Dataset items:
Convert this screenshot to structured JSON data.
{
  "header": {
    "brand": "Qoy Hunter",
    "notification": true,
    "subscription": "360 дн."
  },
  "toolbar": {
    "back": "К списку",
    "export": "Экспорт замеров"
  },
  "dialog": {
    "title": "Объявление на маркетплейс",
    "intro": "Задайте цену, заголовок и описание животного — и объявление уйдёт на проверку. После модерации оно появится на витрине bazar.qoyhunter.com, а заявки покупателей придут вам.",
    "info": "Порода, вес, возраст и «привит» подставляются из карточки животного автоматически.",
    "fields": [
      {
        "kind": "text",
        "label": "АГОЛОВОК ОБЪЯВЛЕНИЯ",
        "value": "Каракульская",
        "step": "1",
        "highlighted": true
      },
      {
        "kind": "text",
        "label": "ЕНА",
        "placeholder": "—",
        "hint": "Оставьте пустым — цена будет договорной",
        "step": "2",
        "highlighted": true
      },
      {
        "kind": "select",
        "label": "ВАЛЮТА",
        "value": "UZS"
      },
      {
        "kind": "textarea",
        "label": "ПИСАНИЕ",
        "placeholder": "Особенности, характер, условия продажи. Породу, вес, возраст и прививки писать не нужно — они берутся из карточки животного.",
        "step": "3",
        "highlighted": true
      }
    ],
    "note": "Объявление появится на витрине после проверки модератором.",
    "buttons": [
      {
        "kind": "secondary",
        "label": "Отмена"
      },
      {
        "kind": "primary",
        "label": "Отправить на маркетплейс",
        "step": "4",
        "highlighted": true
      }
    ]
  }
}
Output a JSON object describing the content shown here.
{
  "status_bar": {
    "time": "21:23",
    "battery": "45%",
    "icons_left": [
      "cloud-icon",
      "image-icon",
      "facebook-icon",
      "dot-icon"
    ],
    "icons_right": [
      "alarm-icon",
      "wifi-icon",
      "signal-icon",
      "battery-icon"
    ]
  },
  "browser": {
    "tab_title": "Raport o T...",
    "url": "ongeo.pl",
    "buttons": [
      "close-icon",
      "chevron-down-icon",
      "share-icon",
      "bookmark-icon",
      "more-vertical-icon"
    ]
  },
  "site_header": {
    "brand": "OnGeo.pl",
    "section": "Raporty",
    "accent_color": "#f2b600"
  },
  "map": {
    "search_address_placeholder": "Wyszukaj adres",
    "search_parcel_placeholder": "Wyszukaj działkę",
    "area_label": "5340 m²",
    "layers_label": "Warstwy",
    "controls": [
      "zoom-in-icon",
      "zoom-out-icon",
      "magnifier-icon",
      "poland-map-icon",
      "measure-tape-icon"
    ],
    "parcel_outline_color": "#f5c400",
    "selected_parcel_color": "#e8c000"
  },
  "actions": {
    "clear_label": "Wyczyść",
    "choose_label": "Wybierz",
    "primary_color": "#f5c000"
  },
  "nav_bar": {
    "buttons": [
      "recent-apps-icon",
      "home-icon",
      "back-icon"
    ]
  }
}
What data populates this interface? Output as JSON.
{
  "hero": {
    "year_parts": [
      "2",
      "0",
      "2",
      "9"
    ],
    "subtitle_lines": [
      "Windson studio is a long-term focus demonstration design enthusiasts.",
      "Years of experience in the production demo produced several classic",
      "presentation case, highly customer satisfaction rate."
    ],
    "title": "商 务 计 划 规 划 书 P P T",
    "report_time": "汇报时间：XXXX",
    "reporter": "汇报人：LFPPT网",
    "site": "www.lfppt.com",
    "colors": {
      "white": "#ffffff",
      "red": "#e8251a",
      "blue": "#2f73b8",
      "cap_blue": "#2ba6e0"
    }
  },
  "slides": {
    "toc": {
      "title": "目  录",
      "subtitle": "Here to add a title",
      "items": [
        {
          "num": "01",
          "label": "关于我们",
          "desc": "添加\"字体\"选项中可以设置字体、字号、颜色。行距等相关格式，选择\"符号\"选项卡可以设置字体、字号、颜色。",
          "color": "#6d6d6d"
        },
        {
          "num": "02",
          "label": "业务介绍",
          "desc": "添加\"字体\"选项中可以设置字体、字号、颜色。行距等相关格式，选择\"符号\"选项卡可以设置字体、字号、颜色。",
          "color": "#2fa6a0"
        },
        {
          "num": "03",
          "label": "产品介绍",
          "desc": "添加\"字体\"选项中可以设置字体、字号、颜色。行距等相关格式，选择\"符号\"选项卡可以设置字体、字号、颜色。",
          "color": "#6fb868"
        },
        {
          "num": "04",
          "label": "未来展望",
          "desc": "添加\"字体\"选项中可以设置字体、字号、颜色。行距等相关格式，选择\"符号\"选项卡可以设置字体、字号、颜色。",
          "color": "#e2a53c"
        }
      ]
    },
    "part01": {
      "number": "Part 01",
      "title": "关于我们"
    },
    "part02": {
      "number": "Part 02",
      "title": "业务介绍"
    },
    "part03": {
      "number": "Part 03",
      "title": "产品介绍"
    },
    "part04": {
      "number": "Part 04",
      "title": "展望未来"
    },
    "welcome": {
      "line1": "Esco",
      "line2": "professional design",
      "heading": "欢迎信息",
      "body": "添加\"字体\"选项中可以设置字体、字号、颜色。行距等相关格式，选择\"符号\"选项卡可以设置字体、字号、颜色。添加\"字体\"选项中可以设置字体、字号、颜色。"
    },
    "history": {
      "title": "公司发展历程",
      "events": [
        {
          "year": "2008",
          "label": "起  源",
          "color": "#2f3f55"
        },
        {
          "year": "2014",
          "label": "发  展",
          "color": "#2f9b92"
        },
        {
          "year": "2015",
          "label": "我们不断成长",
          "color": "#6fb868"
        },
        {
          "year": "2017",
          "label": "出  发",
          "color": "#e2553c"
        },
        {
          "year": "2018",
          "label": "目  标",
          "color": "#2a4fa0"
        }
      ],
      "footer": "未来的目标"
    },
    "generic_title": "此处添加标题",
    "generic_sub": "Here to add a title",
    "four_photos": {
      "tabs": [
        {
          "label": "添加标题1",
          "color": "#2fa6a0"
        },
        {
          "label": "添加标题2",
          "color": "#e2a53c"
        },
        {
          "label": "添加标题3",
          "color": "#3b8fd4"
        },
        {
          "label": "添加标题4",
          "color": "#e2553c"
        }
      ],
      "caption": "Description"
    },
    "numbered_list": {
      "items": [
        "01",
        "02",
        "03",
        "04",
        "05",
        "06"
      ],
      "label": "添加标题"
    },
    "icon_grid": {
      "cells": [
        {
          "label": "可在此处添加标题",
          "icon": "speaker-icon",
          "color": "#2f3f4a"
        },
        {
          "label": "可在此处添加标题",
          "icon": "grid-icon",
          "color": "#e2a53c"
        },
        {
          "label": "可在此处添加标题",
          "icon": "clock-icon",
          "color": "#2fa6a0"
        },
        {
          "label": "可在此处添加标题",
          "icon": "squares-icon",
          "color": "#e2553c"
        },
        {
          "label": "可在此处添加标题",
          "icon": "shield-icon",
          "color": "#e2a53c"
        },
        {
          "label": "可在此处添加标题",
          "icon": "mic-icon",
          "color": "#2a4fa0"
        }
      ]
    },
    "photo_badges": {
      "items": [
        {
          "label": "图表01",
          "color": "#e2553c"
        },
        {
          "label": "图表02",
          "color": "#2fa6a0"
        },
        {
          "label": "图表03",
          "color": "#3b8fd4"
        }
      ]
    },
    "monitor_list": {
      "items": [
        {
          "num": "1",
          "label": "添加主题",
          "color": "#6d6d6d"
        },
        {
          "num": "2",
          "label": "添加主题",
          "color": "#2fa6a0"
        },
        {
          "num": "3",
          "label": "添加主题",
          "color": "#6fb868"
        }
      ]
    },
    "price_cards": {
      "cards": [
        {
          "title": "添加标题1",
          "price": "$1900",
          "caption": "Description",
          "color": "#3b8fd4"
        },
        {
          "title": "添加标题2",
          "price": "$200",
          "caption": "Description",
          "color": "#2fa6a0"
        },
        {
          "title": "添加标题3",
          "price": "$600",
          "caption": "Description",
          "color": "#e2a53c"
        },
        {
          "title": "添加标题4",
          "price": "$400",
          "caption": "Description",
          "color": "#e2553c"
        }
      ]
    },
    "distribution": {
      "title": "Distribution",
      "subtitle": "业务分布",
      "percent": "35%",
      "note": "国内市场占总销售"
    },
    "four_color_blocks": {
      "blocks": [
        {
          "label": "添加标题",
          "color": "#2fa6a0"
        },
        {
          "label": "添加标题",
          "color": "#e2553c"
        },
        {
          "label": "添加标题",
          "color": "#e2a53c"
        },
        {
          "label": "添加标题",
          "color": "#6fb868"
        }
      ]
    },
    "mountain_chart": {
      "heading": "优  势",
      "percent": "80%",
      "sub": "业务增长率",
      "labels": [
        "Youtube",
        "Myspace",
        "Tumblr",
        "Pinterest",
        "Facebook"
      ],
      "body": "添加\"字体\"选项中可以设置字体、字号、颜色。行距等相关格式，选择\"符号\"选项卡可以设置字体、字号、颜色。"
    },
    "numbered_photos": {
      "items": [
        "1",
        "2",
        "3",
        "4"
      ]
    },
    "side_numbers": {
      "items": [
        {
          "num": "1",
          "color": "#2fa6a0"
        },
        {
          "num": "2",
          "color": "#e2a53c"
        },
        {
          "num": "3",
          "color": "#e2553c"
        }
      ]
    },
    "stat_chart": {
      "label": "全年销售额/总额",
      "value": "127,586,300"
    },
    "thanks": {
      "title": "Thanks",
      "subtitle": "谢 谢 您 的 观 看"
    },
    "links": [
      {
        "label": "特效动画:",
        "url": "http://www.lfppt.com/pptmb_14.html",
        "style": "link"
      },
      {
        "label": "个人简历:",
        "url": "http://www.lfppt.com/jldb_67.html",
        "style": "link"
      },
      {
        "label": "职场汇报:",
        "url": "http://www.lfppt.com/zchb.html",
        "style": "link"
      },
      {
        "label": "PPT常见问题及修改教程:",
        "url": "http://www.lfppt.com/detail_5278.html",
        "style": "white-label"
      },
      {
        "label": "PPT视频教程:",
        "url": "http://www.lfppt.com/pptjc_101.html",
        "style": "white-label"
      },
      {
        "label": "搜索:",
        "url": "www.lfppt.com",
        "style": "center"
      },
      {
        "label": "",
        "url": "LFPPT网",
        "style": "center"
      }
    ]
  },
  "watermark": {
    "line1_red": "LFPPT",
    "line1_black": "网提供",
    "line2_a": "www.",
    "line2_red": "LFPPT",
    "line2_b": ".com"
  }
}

Task statement: Look through the entries above and report the number of lines that contain "Output". Write only the number.

The completed task: 2